*INPUT RECORDS*:
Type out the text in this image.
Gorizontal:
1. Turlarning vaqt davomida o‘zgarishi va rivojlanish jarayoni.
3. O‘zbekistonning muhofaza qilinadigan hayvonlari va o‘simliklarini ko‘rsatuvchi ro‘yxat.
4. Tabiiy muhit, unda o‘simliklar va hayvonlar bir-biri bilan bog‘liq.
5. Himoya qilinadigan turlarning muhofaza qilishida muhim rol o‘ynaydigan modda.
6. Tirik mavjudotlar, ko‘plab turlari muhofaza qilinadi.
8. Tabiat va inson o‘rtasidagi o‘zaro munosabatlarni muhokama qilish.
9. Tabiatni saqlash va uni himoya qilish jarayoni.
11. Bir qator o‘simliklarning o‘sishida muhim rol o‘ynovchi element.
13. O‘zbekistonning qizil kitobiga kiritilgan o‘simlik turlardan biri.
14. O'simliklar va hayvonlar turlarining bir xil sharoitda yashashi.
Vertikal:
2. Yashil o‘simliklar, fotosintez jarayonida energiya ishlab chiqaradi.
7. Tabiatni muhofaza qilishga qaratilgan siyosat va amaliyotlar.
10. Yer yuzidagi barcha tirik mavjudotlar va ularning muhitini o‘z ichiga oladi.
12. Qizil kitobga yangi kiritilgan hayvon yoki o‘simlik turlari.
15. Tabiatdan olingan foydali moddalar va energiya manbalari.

* * *

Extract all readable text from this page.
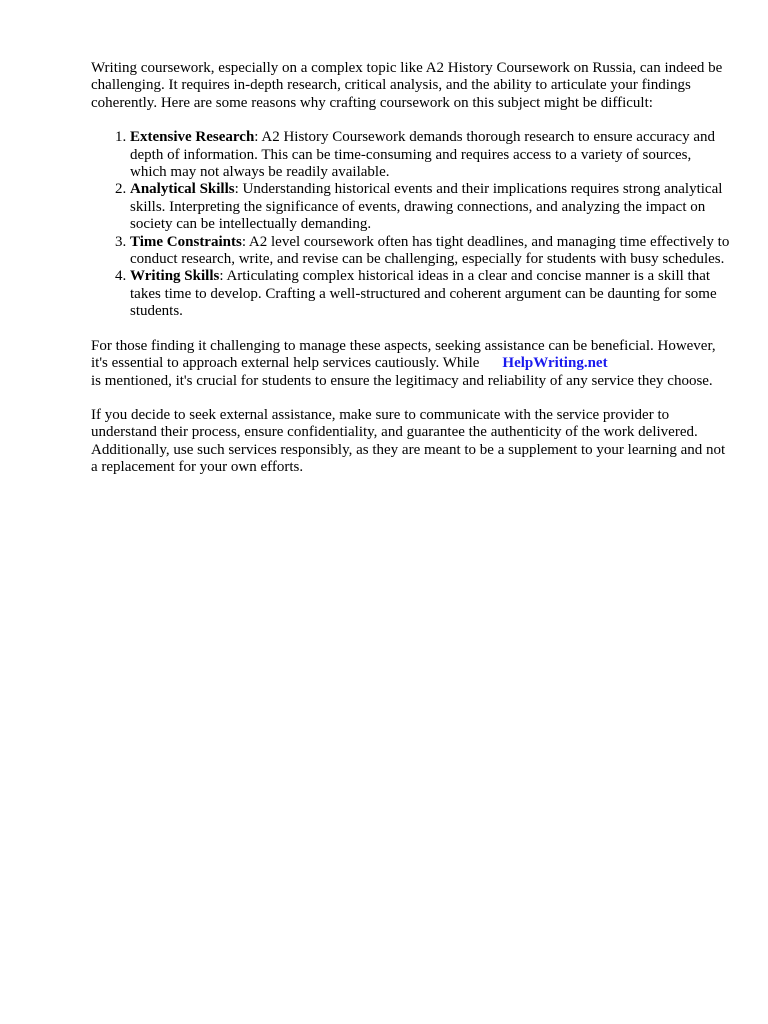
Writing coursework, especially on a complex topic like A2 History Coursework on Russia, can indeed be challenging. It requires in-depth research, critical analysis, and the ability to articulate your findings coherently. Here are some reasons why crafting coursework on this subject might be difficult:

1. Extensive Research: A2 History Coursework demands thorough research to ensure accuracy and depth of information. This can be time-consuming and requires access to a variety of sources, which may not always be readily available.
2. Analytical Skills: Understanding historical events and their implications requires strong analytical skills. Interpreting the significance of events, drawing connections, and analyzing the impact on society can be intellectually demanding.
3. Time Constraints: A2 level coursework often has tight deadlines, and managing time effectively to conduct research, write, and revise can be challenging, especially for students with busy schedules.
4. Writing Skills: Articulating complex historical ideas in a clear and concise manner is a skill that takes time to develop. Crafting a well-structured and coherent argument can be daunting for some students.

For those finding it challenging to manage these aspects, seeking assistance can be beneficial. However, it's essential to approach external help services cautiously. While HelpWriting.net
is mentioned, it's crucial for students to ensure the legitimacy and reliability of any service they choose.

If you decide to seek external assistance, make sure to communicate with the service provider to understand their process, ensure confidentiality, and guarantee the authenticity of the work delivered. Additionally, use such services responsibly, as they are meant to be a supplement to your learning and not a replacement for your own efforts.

*SHORT TASK*: Return the number of lines that include the word "services", and nothing else.

*EXPECTED OUTPUT*: 2